Aim: Give the count of lines holding the string "position" and nothing else.

◆ ◆ ◆ ◆ ◆ ◆ ◆

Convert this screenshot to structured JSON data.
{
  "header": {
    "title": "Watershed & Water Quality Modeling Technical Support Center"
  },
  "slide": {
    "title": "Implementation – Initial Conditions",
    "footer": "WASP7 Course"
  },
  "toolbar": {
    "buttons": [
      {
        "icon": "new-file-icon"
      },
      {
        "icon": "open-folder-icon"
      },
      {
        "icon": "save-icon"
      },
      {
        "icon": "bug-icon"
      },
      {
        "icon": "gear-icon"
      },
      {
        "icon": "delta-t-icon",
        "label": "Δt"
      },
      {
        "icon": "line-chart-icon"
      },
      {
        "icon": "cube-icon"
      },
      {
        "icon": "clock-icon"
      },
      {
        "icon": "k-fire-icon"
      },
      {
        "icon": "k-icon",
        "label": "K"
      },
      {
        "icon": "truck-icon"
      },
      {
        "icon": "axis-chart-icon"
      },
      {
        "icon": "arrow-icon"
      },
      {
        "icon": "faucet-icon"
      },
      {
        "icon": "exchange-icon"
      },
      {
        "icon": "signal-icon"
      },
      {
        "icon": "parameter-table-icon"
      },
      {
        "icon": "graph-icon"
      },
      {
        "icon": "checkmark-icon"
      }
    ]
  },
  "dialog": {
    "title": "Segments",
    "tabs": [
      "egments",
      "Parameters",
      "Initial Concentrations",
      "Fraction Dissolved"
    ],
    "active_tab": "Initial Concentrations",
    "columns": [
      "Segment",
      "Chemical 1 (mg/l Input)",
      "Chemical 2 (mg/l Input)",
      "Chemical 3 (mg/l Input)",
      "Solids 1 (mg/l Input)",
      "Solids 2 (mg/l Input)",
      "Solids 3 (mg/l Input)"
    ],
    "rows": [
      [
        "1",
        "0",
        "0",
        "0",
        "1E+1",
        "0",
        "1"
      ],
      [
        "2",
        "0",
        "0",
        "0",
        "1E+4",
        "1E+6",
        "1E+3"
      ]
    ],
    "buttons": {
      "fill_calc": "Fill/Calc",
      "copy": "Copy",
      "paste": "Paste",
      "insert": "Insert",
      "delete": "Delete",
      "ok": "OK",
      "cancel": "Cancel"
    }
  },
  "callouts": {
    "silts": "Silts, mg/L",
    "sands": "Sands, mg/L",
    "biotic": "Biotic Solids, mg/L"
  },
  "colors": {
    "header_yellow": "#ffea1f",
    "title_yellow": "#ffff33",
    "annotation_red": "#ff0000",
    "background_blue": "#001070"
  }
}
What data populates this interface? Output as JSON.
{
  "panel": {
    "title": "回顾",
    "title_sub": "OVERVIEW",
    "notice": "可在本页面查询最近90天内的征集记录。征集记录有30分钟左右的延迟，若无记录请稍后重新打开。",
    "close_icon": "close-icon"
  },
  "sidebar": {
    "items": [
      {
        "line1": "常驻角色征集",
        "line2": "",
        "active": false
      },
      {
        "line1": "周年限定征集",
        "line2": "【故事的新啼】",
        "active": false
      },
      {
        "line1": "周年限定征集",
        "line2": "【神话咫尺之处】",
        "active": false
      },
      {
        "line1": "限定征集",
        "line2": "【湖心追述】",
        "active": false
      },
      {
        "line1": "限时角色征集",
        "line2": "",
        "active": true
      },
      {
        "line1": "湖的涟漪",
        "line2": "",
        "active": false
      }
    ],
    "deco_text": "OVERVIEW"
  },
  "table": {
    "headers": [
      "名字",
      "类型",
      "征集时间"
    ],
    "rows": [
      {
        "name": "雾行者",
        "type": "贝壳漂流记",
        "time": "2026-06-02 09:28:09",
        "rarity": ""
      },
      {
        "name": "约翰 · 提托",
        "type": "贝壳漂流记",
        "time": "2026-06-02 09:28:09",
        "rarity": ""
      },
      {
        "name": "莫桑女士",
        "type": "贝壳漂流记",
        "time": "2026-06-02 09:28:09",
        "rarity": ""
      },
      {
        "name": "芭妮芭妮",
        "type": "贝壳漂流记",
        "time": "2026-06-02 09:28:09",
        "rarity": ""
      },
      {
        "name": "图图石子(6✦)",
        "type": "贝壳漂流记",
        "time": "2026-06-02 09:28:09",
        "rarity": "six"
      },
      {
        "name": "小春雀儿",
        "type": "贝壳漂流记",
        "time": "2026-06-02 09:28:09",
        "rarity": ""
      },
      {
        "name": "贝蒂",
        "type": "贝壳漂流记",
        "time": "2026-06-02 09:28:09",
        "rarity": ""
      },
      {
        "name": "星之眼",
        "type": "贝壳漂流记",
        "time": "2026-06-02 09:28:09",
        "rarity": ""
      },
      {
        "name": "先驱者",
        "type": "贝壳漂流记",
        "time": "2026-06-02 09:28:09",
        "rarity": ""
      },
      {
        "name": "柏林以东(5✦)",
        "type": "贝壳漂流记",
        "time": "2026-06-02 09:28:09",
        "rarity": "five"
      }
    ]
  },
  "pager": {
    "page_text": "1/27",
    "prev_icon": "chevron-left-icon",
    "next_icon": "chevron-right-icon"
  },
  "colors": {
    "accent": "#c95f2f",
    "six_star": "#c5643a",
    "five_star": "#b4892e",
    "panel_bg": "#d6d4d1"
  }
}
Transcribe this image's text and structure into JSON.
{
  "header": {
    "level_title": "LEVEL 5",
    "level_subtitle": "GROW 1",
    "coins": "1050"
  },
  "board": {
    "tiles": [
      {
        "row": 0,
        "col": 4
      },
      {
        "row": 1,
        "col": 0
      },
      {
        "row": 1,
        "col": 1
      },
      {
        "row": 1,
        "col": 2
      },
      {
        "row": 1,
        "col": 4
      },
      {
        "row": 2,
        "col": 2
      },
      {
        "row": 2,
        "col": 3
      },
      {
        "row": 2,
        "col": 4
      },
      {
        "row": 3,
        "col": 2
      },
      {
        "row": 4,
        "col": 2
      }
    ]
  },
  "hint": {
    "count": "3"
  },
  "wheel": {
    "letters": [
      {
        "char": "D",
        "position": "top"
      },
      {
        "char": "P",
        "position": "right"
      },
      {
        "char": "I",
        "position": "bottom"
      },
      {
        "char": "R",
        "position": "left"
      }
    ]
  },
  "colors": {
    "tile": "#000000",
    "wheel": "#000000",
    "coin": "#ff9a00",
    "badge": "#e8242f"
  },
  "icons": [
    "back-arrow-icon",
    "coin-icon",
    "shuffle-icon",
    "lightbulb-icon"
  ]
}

◆ ◆ ◆ ◆ ◆ ◆ ◆

Result for this exercise: 4